### Your instructions
Repeat the data that follows, word for word, without the images.

━━━━

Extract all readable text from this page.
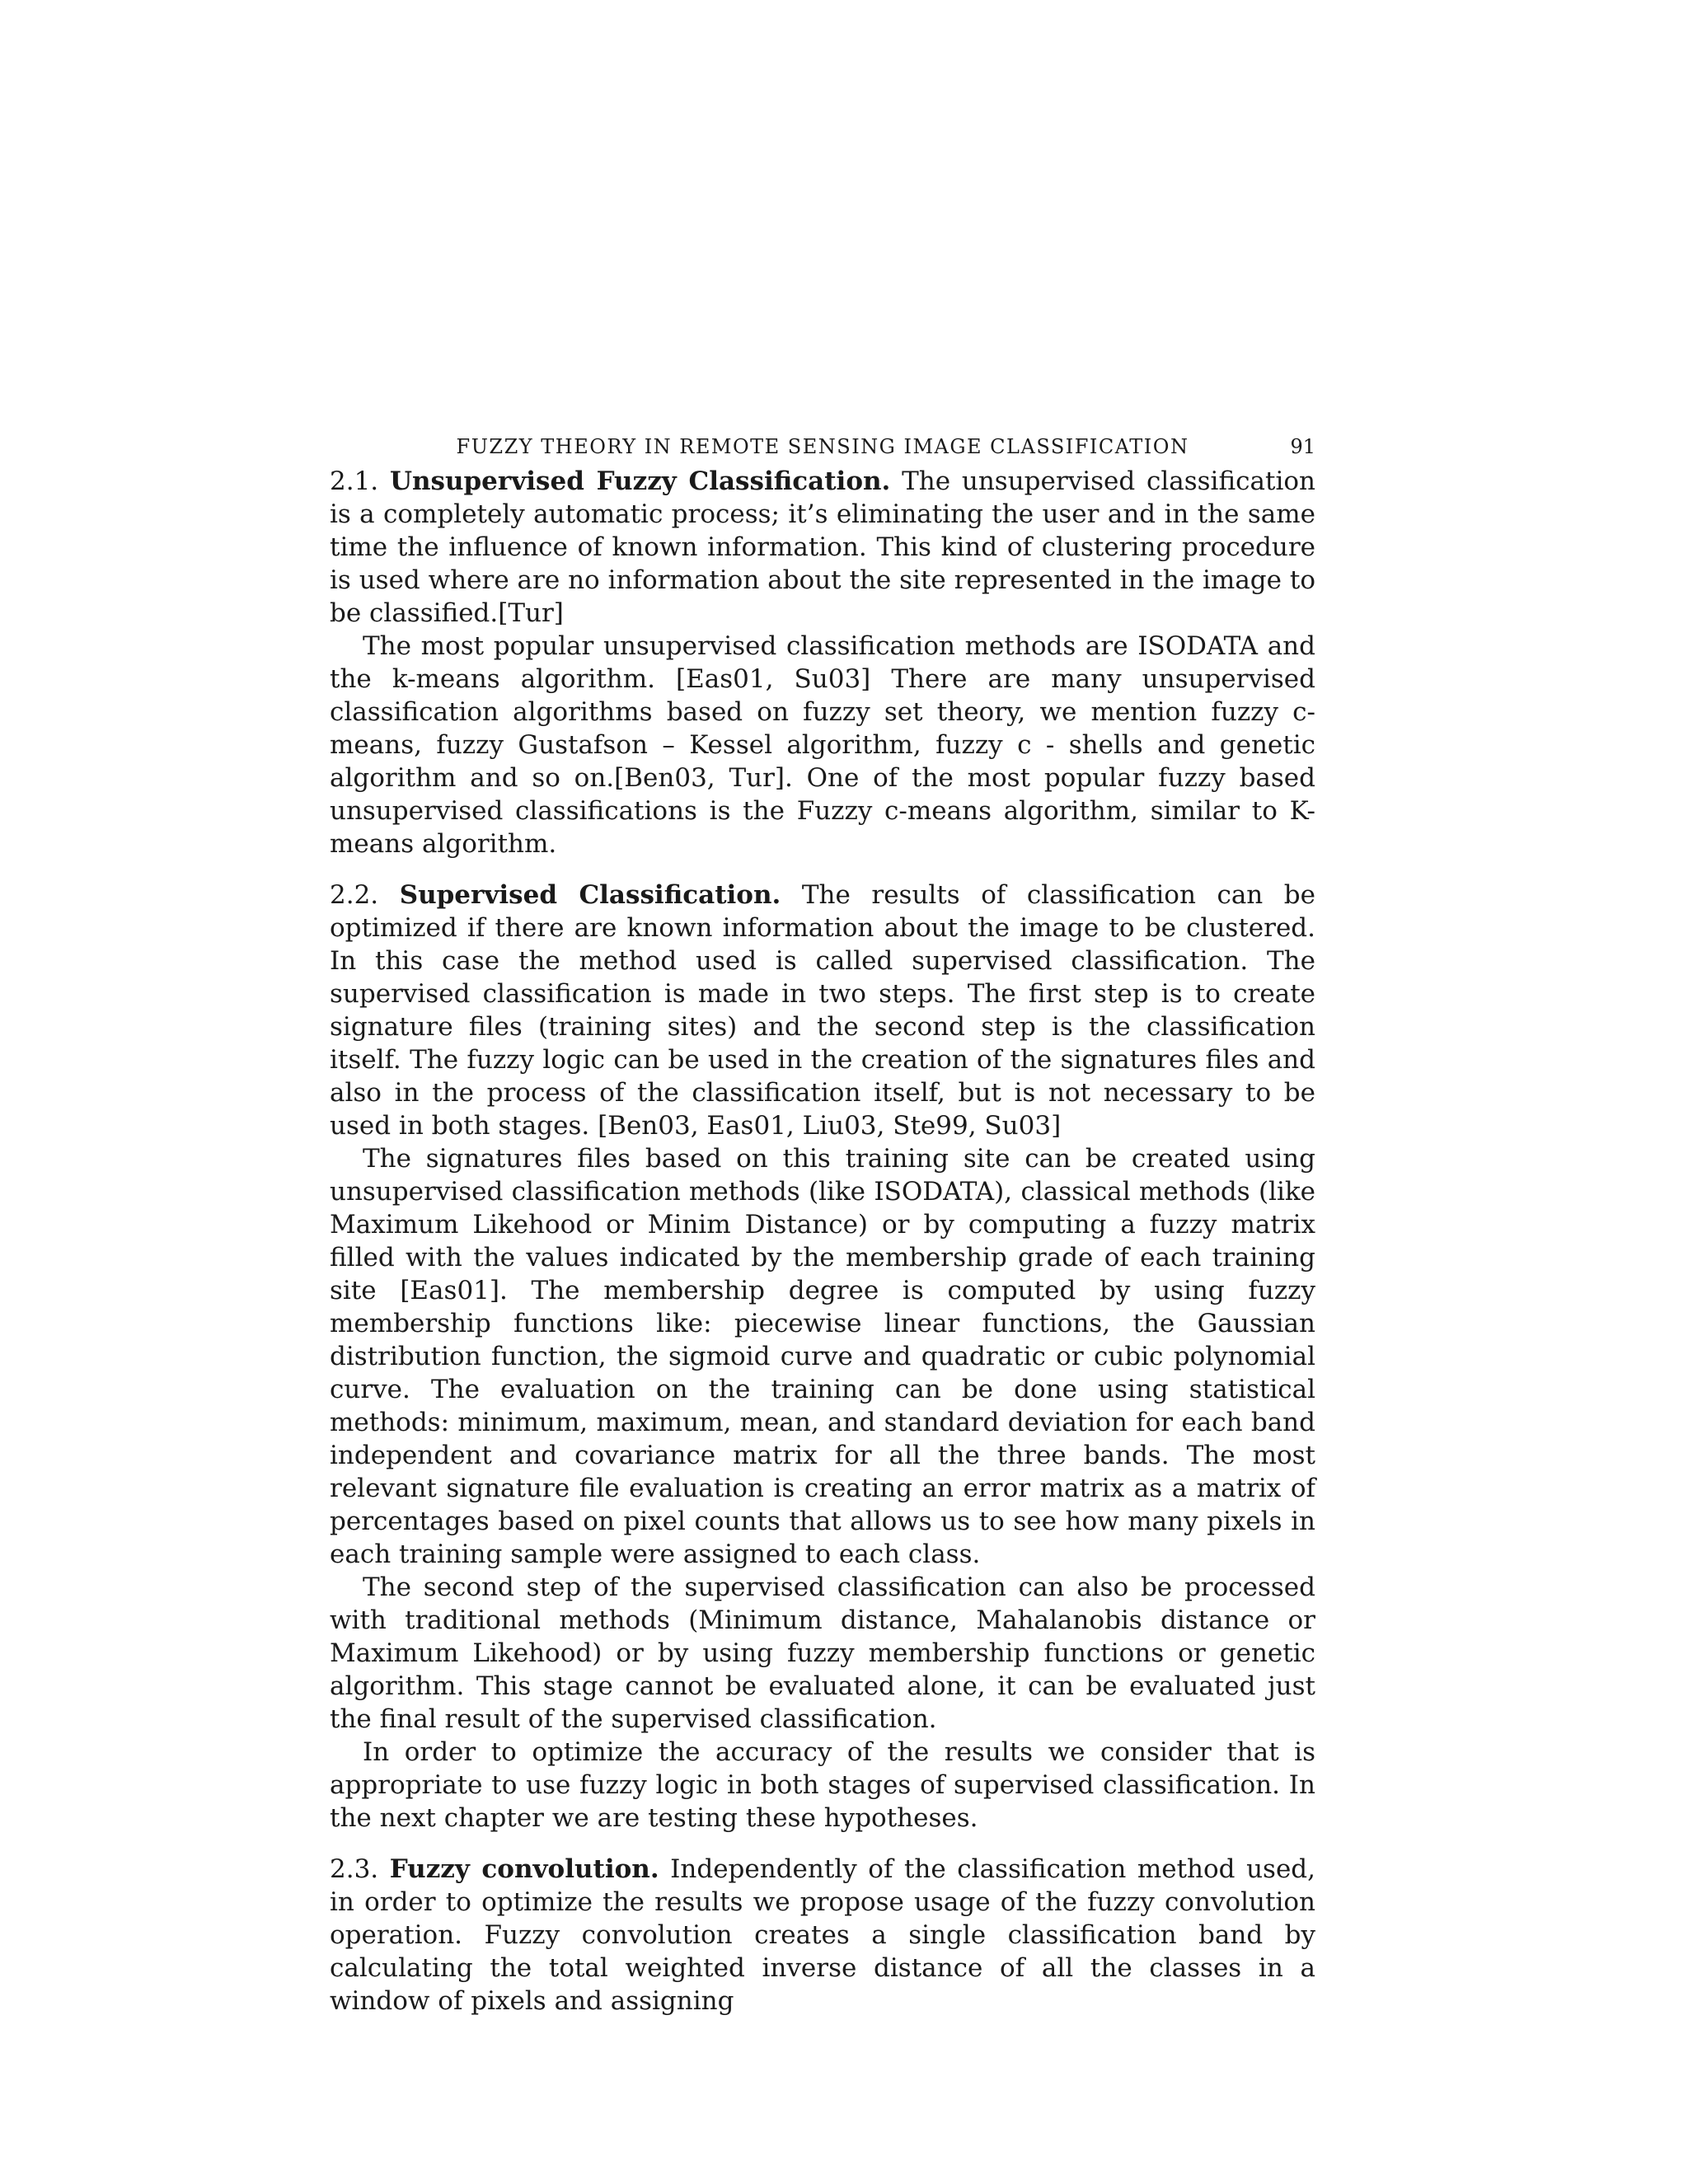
FUZZY THEORY IN REMOTE SENSING IMAGE CLASSIFICATION	91

2.1. Unsupervised Fuzzy Classification. The unsupervised classification is a completely automatic process; it’s eliminating the user and in the same time the influence of known information. This kind of clustering procedure is used where are no information about the site represented in the image to be classified.[Tur]

The most popular unsupervised classification methods are ISODATA and the k-means algorithm. [Eas01, Su03] There are many unsupervised classification algorithms based on fuzzy set theory, we mention fuzzy c-means, fuzzy Gustafson – Kessel algorithm, fuzzy c - shells and genetic algorithm and so on.[Ben03, Tur]. One of the most popular fuzzy based unsupervised classifications is the Fuzzy c-means algorithm, similar to K-means algorithm.

2.2. Supervised Classification. The results of classification can be optimized if there are known information about the image to be clustered. In this case the method used is called supervised classification. The supervised classification is made in two steps. The first step is to create signature files (training sites) and the second step is the classification itself. The fuzzy logic can be used in the creation of the signatures files and also in the process of the classification itself, but is not necessary to be used in both stages. [Ben03, Eas01, Liu03, Ste99, Su03]

The signatures files based on this training site can be created using unsupervised classification methods (like ISODATA), classical methods (like Maximum Likehood or Minim Distance) or by computing a fuzzy matrix filled with the values indicated by the membership grade of each training site [Eas01]. The membership degree is computed by using fuzzy membership functions like: piecewise linear functions, the Gaussian distribution function, the sigmoid curve and quadratic or cubic polynomial curve. The evaluation on the training can be done using statistical methods: minimum, maximum, mean, and standard deviation for each band independent and covariance matrix for all the three bands. The most relevant signature file evaluation is creating an error matrix as a matrix of percentages based on pixel counts that allows us to see how many pixels in each training sample were assigned to each class.

The second step of the supervised classification can also be processed with traditional methods (Minimum distance, Mahalanobis distance or Maximum Likehood) or by using fuzzy membership functions or genetic algorithm. This stage cannot be evaluated alone, it can be evaluated just the final result of the supervised classification.

In order to optimize the accuracy of the results we consider that is appropriate to use fuzzy logic in both stages of supervised classification. In the next chapter we are testing these hypotheses.

2.3. Fuzzy convolution. Independently of the classification method used, in order to optimize the results we propose usage of the fuzzy convolution operation. Fuzzy convolution creates a single classification band by calculating the total weighted inverse distance of all the classes in a window of pixels and assigning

━━━━

### Answer for this exercise
Extract all readable text from this page.
FUZZY THEORY IN REMOTE SENSING IMAGE CLASSIFICATION	91

2.1. Unsupervised Fuzzy Classification. The unsupervised classification is a completely automatic process; it’s eliminating the user and in the same time the influence of known information. This kind of clustering procedure is used where are no information about the site represented in the image to be classified.[Tur]

The most popular unsupervised classification methods are ISODATA and the k-means algorithm. [Eas01, Su03] There are many unsupervised classification algorithms based on fuzzy set theory, we mention fuzzy c-means, fuzzy Gustafson – Kessel algorithm, fuzzy c - shells and genetic algorithm and so on.[Ben03, Tur]. One of the most popular fuzzy based unsupervised classifications is the Fuzzy c-means algorithm, similar to K-means algorithm.

2.2. Supervised Classification. The results of classification can be optimized if there are known information about the image to be clustered. In this case the method used is called supervised classification. The supervised classification is made in two steps. The first step is to create signature files (training sites) and the second step is the classification itself. The fuzzy logic can be used in the creation of the signatures files and also in the process of the classification itself, but is not necessary to be used in both stages. [Ben03, Eas01, Liu03, Ste99, Su03]

The signatures files based on this training site can be created using unsupervised classification methods (like ISODATA), classical methods (like Maximum Likehood or Minim Distance) or by computing a fuzzy matrix filled with the values indicated by the membership grade of each training site [Eas01]. The membership degree is computed by using fuzzy membership functions like: piecewise linear functions, the Gaussian distribution function, the sigmoid curve and quadratic or cubic polynomial curve. The evaluation on the training can be done using statistical methods: minimum, maximum, mean, and standard deviation for each band independent and covariance matrix for all the three bands. The most relevant signature file evaluation is creating an error matrix as a matrix of percentages based on pixel counts that allows us to see how many pixels in each training sample were assigned to each class.

The second step of the supervised classification can also be processed with traditional methods (Minimum distance, Mahalanobis distance or Maximum Likehood) or by using fuzzy membership functions or genetic algorithm. This stage cannot be evaluated alone, it can be evaluated just the final result of the supervised classification.

In order to optimize the accuracy of the results we consider that is appropriate to use fuzzy logic in both stages of supervised classification. In the next chapter we are testing these hypotheses.

2.3. Fuzzy convolution. Independently of the classification method used, in order to optimize the results we propose usage of the fuzzy convolution operation. Fuzzy convolution creates a single classification band by calculating the total weighted inverse distance of all the classes in a window of pixels and assigning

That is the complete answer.